:: Data extract ::

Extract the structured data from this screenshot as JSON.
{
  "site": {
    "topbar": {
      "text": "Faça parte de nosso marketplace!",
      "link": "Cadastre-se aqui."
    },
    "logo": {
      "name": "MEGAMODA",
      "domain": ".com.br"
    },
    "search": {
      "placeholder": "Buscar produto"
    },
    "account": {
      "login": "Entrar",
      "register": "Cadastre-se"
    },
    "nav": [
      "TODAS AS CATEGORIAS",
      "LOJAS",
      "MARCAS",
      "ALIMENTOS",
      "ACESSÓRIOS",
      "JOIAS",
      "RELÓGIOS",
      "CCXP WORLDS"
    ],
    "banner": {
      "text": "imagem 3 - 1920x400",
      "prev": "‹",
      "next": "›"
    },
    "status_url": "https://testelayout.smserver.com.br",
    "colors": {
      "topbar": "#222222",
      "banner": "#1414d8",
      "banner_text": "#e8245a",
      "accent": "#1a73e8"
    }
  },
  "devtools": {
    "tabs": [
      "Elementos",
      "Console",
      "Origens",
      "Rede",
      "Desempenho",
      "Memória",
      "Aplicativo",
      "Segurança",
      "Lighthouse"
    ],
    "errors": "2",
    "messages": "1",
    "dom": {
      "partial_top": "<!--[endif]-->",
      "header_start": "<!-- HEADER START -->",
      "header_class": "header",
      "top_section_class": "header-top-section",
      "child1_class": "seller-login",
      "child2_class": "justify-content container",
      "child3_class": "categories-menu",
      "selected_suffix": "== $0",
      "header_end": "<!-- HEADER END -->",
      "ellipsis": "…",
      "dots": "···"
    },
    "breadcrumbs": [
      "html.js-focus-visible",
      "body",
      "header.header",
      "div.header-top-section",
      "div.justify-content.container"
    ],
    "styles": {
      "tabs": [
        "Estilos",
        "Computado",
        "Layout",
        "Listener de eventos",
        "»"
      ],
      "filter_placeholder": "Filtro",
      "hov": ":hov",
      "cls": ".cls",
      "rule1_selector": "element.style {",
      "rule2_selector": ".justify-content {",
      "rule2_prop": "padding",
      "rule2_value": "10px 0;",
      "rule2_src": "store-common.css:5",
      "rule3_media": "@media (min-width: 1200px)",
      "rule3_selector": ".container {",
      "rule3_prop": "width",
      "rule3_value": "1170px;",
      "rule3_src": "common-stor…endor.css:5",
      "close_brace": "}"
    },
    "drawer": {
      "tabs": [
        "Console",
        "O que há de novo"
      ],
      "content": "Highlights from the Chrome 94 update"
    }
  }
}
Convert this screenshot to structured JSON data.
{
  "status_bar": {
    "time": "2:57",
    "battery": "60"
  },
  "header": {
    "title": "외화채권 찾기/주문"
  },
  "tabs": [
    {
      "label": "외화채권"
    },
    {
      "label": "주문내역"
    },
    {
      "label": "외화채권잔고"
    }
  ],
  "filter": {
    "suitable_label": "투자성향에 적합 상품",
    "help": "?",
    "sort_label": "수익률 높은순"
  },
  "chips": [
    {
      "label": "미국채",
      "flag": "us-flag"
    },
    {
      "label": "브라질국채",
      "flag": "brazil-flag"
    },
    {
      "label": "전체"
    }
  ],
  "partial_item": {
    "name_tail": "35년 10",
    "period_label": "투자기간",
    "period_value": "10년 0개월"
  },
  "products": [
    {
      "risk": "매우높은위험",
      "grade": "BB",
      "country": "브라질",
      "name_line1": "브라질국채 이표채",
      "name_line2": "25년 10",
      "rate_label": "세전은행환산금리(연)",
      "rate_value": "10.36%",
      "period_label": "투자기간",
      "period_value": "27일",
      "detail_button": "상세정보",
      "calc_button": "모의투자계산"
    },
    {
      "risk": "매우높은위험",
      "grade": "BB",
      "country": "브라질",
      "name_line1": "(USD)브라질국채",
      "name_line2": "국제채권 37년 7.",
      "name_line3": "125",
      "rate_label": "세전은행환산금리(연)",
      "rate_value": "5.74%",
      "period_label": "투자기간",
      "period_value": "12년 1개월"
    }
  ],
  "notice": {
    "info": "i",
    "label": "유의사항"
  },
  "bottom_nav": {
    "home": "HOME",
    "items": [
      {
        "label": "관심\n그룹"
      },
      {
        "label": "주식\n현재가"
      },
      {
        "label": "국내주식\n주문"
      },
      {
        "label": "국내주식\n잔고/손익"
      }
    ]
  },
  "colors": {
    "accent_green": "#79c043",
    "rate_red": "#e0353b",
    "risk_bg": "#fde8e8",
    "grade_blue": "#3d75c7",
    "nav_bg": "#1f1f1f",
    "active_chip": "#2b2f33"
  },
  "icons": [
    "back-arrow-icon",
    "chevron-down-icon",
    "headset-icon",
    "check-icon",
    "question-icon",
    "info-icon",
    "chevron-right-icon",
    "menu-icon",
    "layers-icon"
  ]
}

:::

Write out the material from the first line to the last, exactly.

Extract the structured data from this screenshot as JSON.
{
  "site": {
    "topbar": {
      "text": "Faça parte de nosso marketplace!",
      "link": "Cadastre-se aqui."
    },
    "logo": {
      "name": "MEGAMODA",
      "domain": ".com.br"
    },
    "search": {
      "placeholder": "Buscar produto"
    },
    "account": {
      "login": "Entrar",
      "register": "Cadastre-se"
    },
    "nav": [
      "TODAS AS CATEGORIAS",
      "LOJAS",
      "MARCAS",
      "ALIMENTOS",
      "ACESSÓRIOS",
      "JOIAS",
      "RELÓGIOS",
      "CCXP WORLDS"
    ],
    "banner": {
      "text": "imagem 3 - 1920x400",
      "prev": "‹",
      "next": "›"
    },
    "status_url": "https://testelayout.smserver.com.br",
    "colors": {
      "topbar": "#222222",
      "banner": "#1414d8",
      "banner_text": "#e8245a",
      "accent": "#1a73e8"
    }
  },
  "devtools": {
    "tabs": [
      "Elementos",
      "Console",
      "Origens",
      "Rede",
      "Desempenho",
      "Memória",
      "Aplicativo",
      "Segurança",
      "Lighthouse"
    ],
    "errors": "2",
    "messages": "1",
    "dom": {
      "partial_top": "<!--[endif]-->",
      "header_start": "<!-- HEADER START -->",
      "header_class": "header",
      "top_section_class": "header-top-section",
      "child1_class": "seller-login",
      "child2_class": "justify-content container",
      "child3_class": "categories-menu",
      "selected_suffix": "== $0",
      "header_end": "<!-- HEADER END -->",
      "ellipsis": "…",
      "dots": "···"
    },
    "breadcrumbs": [
      "html.js-focus-visible",
      "body",
      "header.header",
      "div.header-top-section",
      "div.justify-content.container"
    ],
    "styles": {
      "tabs": [
        "Estilos",
        "Computado",
        "Layout",
        "Listener de eventos",
        "»"
      ],
      "filter_placeholder": "Filtro",
      "hov": ":hov",
      "cls": ".cls",
      "rule1_selector": "element.style {",
      "rule2_selector": ".justify-content {",
      "rule2_prop": "padding",
      "rule2_value": "10px 0;",
      "rule2_src": "store-common.css:5",
      "rule3_media": "@media (min-width: 1200px)",
      "rule3_selector": ".container {",
      "rule3_prop": "width",
      "rule3_value": "1170px;",
      "rule3_src": "common-stor…endor.css:5",
      "close_brace": "}"
    },
    "drawer": {
      "tabs": [
        "Console",
        "O que há de novo"
      ],
      "content": "Highlights from the Chrome 94 update"
    }
  }
}
Convert this screenshot to structured JSON data.
{
  "status_bar": {
    "time": "2:57",
    "battery": "60"
  },
  "header": {
    "title": "외화채권 찾기/주문"
  },
  "tabs": [
    {
      "label": "외화채권"
    },
    {
      "label": "주문내역"
    },
    {
      "label": "외화채권잔고"
    }
  ],
  "filter": {
    "suitable_label": "투자성향에 적합 상품",
    "help": "?",
    "sort_label": "수익률 높은순"
  },
  "chips": [
    {
      "label": "미국채",
      "flag": "us-flag"
    },
    {
      "label": "브라질국채",
      "flag": "brazil-flag"
    },
    {
      "label": "전체"
    }
  ],
  "partial_item": {
    "name_tail": "35년 10",
    "period_label": "투자기간",
    "period_value": "10년 0개월"
  },
  "products": [
    {
      "risk": "매우높은위험",
      "grade": "BB",
      "country": "브라질",
      "name_line1": "브라질국채 이표채",
      "name_line2": "25년 10",
      "rate_label": "세전은행환산금리(연)",
      "rate_value": "10.36%",
      "period_label": "투자기간",
      "period_value": "27일",
      "detail_button": "상세정보",
      "calc_button": "모의투자계산"
    },
    {
      "risk": "매우높은위험",
      "grade": "BB",
      "country": "브라질",
      "name_line1": "(USD)브라질국채",
      "name_line2": "국제채권 37년 7.",
      "name_line3": "125",
      "rate_label": "세전은행환산금리(연)",
      "rate_value": "5.74%",
      "period_label": "투자기간",
      "period_value": "12년 1개월"
    }
  ],
  "notice": {
    "info": "i",
    "label": "유의사항"
  },
  "bottom_nav": {
    "home": "HOME",
    "items": [
      {
        "label": "관심\n그룹"
      },
      {
        "label": "주식\n현재가"
      },
      {
        "label": "국내주식\n주문"
      },
      {
        "label": "국내주식\n잔고/손익"
      }
    ]
  },
  "colors": {
    "accent_green": "#79c043",
    "rate_red": "#e0353b",
    "risk_bg": "#fde8e8",
    "grade_blue": "#3d75c7",
    "nav_bg": "#1f1f1f",
    "active_chip": "#2b2f33"
  },
  "icons": [
    "back-arrow-icon",
    "chevron-down-icon",
    "headset-icon",
    "check-icon",
    "question-icon",
    "info-icon",
    "chevron-right-icon",
    "menu-icon",
    "layers-icon"
  ]
}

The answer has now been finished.